THE DATA >>

___

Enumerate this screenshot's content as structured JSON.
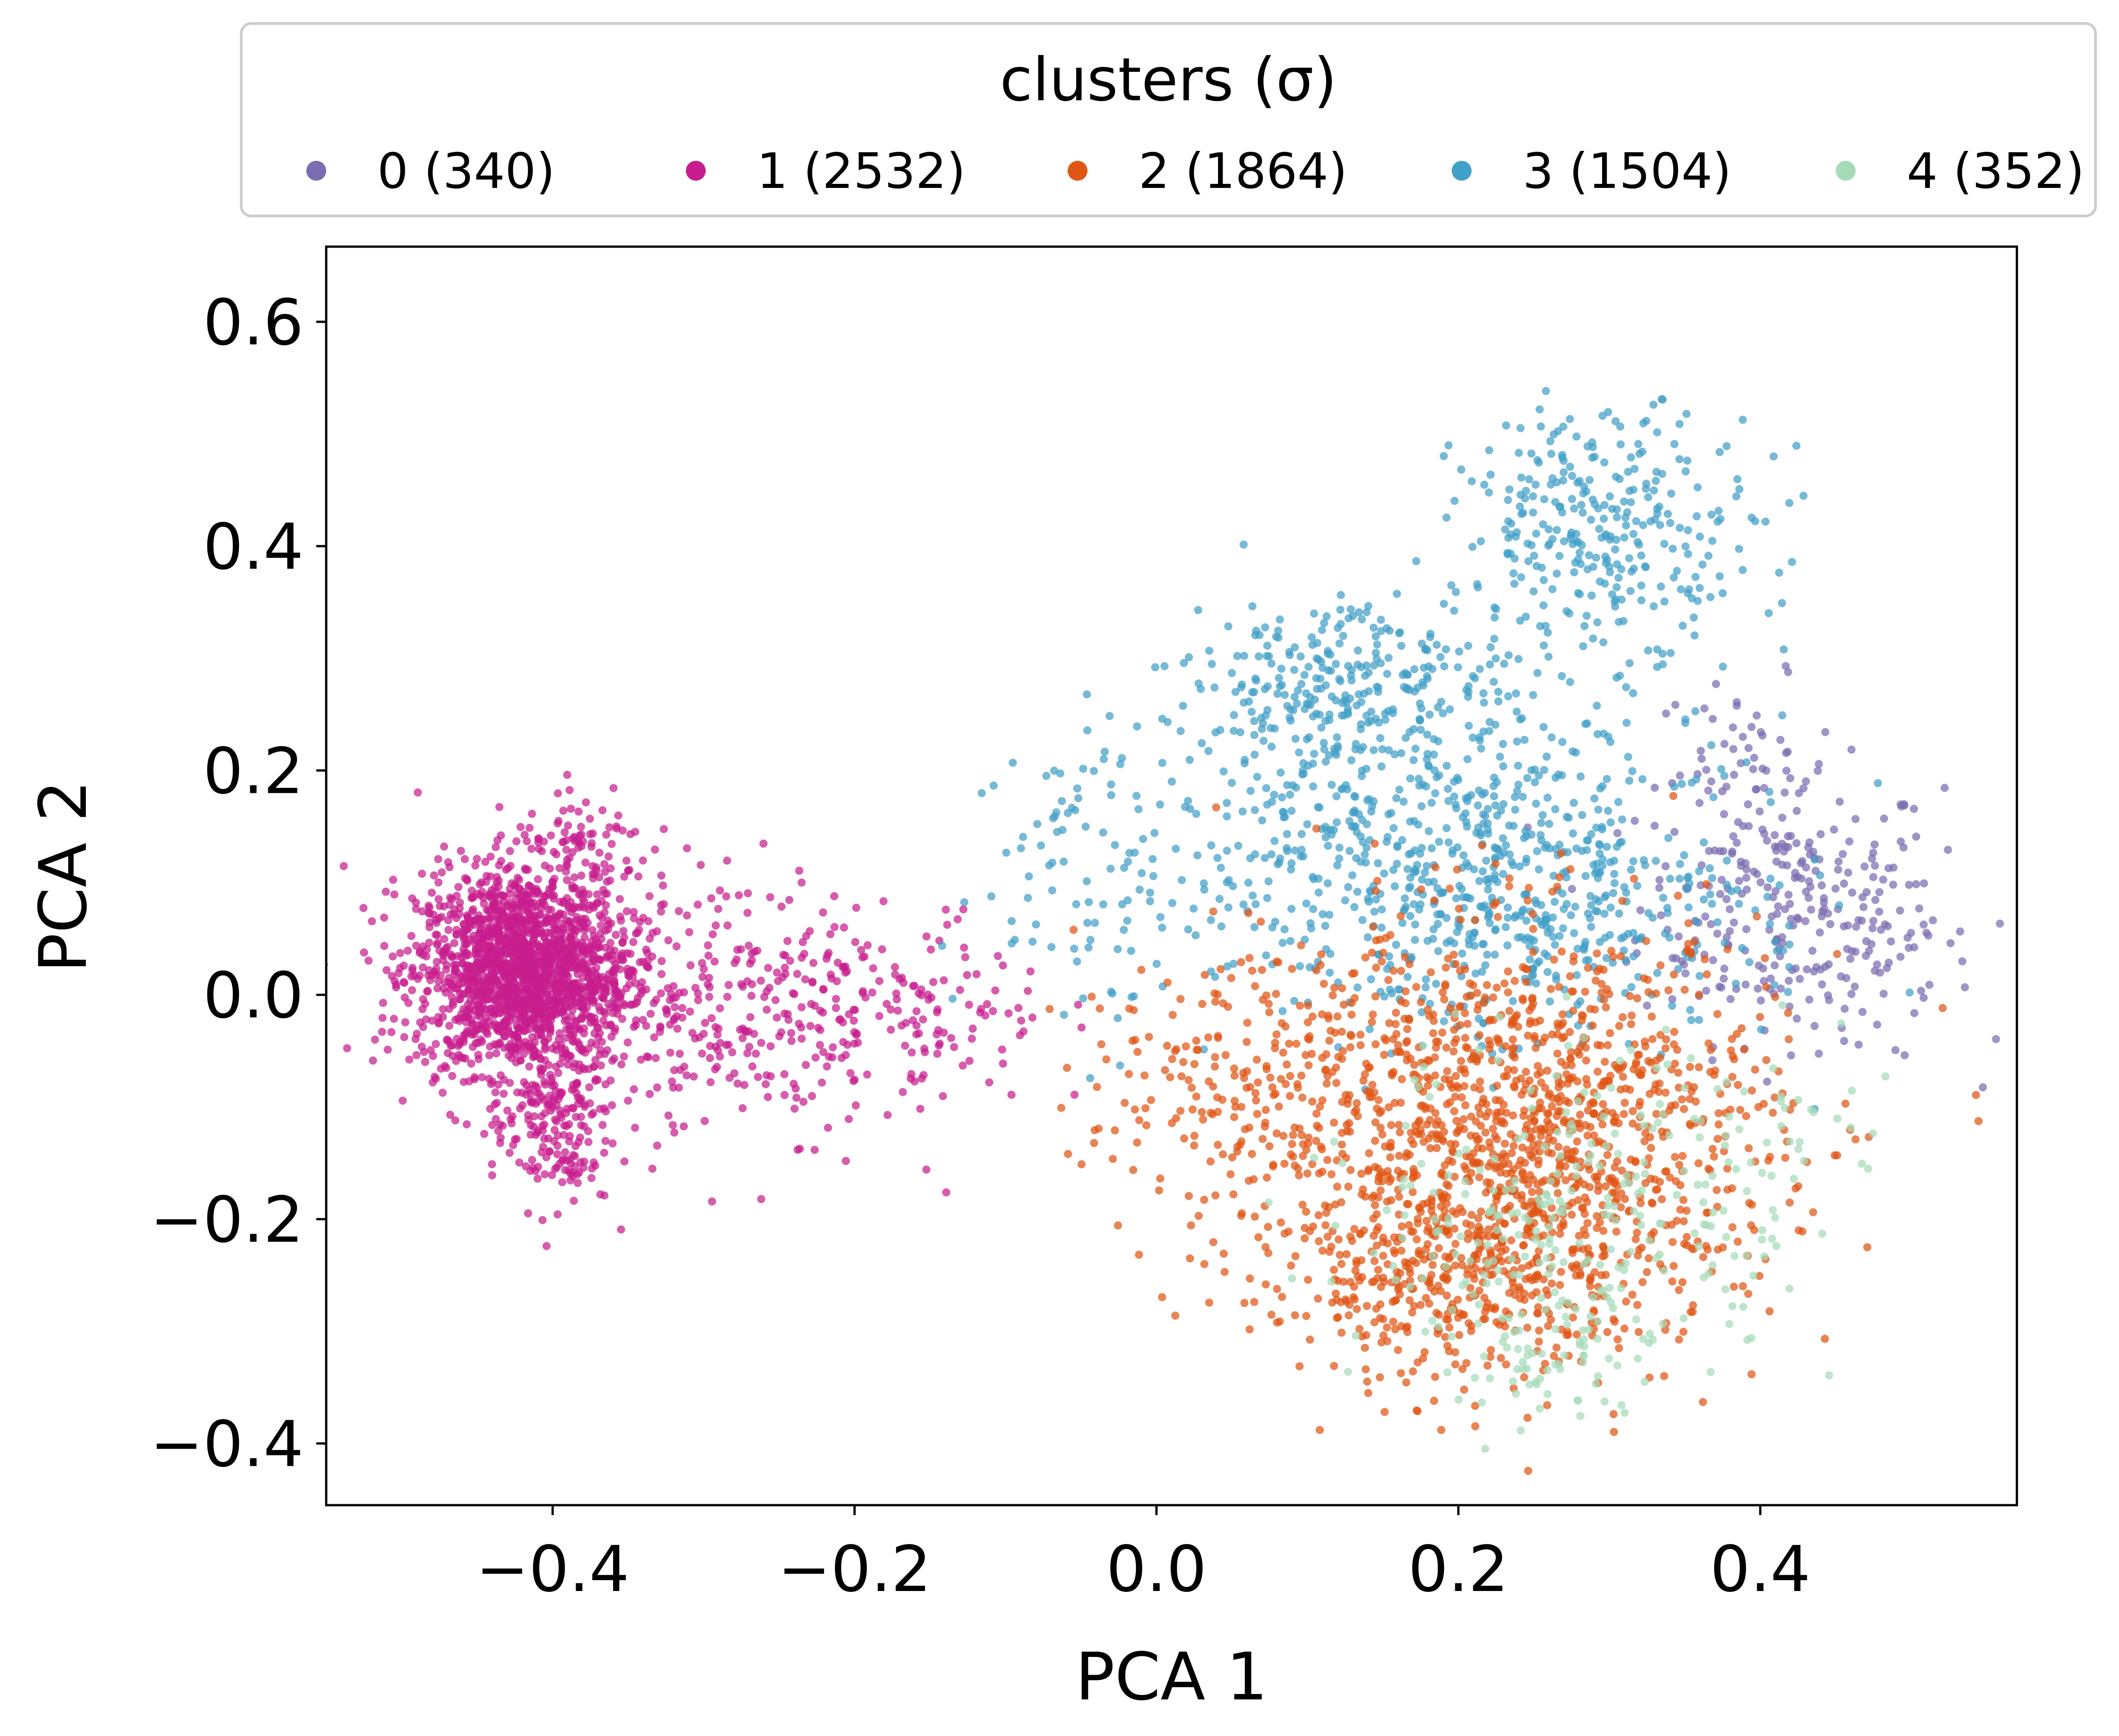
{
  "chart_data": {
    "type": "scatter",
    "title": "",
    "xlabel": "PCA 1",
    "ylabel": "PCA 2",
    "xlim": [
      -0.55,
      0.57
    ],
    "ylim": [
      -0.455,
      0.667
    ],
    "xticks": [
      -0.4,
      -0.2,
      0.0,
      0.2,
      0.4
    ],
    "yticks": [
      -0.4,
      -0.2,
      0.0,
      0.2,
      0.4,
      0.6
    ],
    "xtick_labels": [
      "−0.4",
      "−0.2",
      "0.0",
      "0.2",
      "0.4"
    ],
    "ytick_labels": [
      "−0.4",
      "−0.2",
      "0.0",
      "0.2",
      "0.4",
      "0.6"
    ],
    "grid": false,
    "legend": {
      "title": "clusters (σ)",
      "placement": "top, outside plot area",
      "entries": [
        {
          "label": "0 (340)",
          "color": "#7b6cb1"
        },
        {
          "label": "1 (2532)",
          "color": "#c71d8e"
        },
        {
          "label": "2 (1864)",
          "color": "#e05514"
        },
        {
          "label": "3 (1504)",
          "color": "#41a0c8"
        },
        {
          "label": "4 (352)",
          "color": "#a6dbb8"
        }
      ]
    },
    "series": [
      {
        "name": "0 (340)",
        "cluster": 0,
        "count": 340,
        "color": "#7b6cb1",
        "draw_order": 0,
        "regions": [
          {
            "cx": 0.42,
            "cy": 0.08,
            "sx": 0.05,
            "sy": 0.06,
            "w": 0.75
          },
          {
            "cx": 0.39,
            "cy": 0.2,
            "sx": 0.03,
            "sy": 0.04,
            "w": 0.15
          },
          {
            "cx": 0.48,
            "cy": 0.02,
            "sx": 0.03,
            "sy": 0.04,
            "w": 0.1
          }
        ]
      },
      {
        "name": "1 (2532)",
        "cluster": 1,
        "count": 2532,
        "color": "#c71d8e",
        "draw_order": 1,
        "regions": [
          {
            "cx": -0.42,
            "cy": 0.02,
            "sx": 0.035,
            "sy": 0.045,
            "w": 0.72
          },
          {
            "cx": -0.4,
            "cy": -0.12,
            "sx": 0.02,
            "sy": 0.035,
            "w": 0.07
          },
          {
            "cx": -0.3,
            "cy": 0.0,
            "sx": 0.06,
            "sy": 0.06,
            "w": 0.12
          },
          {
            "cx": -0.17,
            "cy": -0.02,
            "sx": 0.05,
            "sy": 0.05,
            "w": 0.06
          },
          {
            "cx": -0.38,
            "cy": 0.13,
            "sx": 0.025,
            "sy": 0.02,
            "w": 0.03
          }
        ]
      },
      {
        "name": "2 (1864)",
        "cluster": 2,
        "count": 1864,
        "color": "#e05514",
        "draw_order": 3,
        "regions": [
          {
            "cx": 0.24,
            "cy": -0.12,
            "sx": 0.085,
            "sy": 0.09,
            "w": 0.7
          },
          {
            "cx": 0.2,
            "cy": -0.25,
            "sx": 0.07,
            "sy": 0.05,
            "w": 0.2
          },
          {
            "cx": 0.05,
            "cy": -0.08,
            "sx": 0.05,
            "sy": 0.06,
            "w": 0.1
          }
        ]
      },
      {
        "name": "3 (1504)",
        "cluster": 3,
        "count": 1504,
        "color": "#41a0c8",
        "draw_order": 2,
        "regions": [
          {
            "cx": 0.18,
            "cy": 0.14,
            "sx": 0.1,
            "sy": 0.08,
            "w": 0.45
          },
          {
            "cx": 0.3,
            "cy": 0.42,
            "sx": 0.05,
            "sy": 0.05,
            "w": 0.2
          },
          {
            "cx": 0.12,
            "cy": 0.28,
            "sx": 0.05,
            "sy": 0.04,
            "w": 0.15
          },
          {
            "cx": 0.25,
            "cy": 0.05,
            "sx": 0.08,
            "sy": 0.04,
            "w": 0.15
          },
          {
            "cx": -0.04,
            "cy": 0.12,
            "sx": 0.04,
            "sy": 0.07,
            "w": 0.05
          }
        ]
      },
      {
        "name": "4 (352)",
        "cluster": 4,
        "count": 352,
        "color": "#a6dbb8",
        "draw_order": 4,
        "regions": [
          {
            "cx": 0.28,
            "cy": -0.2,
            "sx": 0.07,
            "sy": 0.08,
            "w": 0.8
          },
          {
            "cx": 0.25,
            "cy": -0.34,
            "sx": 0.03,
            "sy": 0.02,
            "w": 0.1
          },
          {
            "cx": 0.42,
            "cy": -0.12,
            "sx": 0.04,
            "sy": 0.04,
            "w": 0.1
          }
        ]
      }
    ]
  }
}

___

OBJECTIVE >>
Exclude the images, then output the data above word for word.

WORKED SOLUTION >>
Enumerate this screenshot's content as structured JSON.
{
  "chart_data": {
    "type": "scatter",
    "title": "",
    "xlabel": "PCA 1",
    "ylabel": "PCA 2",
    "xlim": [
      -0.55,
      0.57
    ],
    "ylim": [
      -0.455,
      0.667
    ],
    "xticks": [
      -0.4,
      -0.2,
      0.0,
      0.2,
      0.4
    ],
    "yticks": [
      -0.4,
      -0.2,
      0.0,
      0.2,
      0.4,
      0.6
    ],
    "xtick_labels": [
      "−0.4",
      "−0.2",
      "0.0",
      "0.2",
      "0.4"
    ],
    "ytick_labels": [
      "−0.4",
      "−0.2",
      "0.0",
      "0.2",
      "0.4",
      "0.6"
    ],
    "grid": false,
    "legend": {
      "title": "clusters (σ)",
      "placement": "top, outside plot area",
      "entries": [
        {
          "label": "0 (340)",
          "color": "#7b6cb1"
        },
        {
          "label": "1 (2532)",
          "color": "#c71d8e"
        },
        {
          "label": "2 (1864)",
          "color": "#e05514"
        },
        {
          "label": "3 (1504)",
          "color": "#41a0c8"
        },
        {
          "label": "4 (352)",
          "color": "#a6dbb8"
        }
      ]
    },
    "series": [
      {
        "name": "0 (340)",
        "cluster": 0,
        "count": 340,
        "color": "#7b6cb1",
        "draw_order": 0,
        "regions": [
          {
            "cx": 0.42,
            "cy": 0.08,
            "sx": 0.05,
            "sy": 0.06,
            "w": 0.75
          },
          {
            "cx": 0.39,
            "cy": 0.2,
            "sx": 0.03,
            "sy": 0.04,
            "w": 0.15
          },
          {
            "cx": 0.48,
            "cy": 0.02,
            "sx": 0.03,
            "sy": 0.04,
            "w": 0.1
          }
        ]
      },
      {
        "name": "1 (2532)",
        "cluster": 1,
        "count": 2532,
        "color": "#c71d8e",
        "draw_order": 1,
        "regions": [
          {
            "cx": -0.42,
            "cy": 0.02,
            "sx": 0.035,
            "sy": 0.045,
            "w": 0.72
          },
          {
            "cx": -0.4,
            "cy": -0.12,
            "sx": 0.02,
            "sy": 0.035,
            "w": 0.07
          },
          {
            "cx": -0.3,
            "cy": 0.0,
            "sx": 0.06,
            "sy": 0.06,
            "w": 0.12
          },
          {
            "cx": -0.17,
            "cy": -0.02,
            "sx": 0.05,
            "sy": 0.05,
            "w": 0.06
          },
          {
            "cx": -0.38,
            "cy": 0.13,
            "sx": 0.025,
            "sy": 0.02,
            "w": 0.03
          }
        ]
      },
      {
        "name": "2 (1864)",
        "cluster": 2,
        "count": 1864,
        "color": "#e05514",
        "draw_order": 3,
        "regions": [
          {
            "cx": 0.24,
            "cy": -0.12,
            "sx": 0.085,
            "sy": 0.09,
            "w": 0.7
          },
          {
            "cx": 0.2,
            "cy": -0.25,
            "sx": 0.07,
            "sy": 0.05,
            "w": 0.2
          },
          {
            "cx": 0.05,
            "cy": -0.08,
            "sx": 0.05,
            "sy": 0.06,
            "w": 0.1
          }
        ]
      },
      {
        "name": "3 (1504)",
        "cluster": 3,
        "count": 1504,
        "color": "#41a0c8",
        "draw_order": 2,
        "regions": [
          {
            "cx": 0.18,
            "cy": 0.14,
            "sx": 0.1,
            "sy": 0.08,
            "w": 0.45
          },
          {
            "cx": 0.3,
            "cy": 0.42,
            "sx": 0.05,
            "sy": 0.05,
            "w": 0.2
          },
          {
            "cx": 0.12,
            "cy": 0.28,
            "sx": 0.05,
            "sy": 0.04,
            "w": 0.15
          },
          {
            "cx": 0.25,
            "cy": 0.05,
            "sx": 0.08,
            "sy": 0.04,
            "w": 0.15
          },
          {
            "cx": -0.04,
            "cy": 0.12,
            "sx": 0.04,
            "sy": 0.07,
            "w": 0.05
          }
        ]
      },
      {
        "name": "4 (352)",
        "cluster": 4,
        "count": 352,
        "color": "#a6dbb8",
        "draw_order": 4,
        "regions": [
          {
            "cx": 0.28,
            "cy": -0.2,
            "sx": 0.07,
            "sy": 0.08,
            "w": 0.8
          },
          {
            "cx": 0.25,
            "cy": -0.34,
            "sx": 0.03,
            "sy": 0.02,
            "w": 0.1
          },
          {
            "cx": 0.42,
            "cy": -0.12,
            "sx": 0.04,
            "sy": 0.04,
            "w": 0.1
          }
        ]
      }
    ]
  }
}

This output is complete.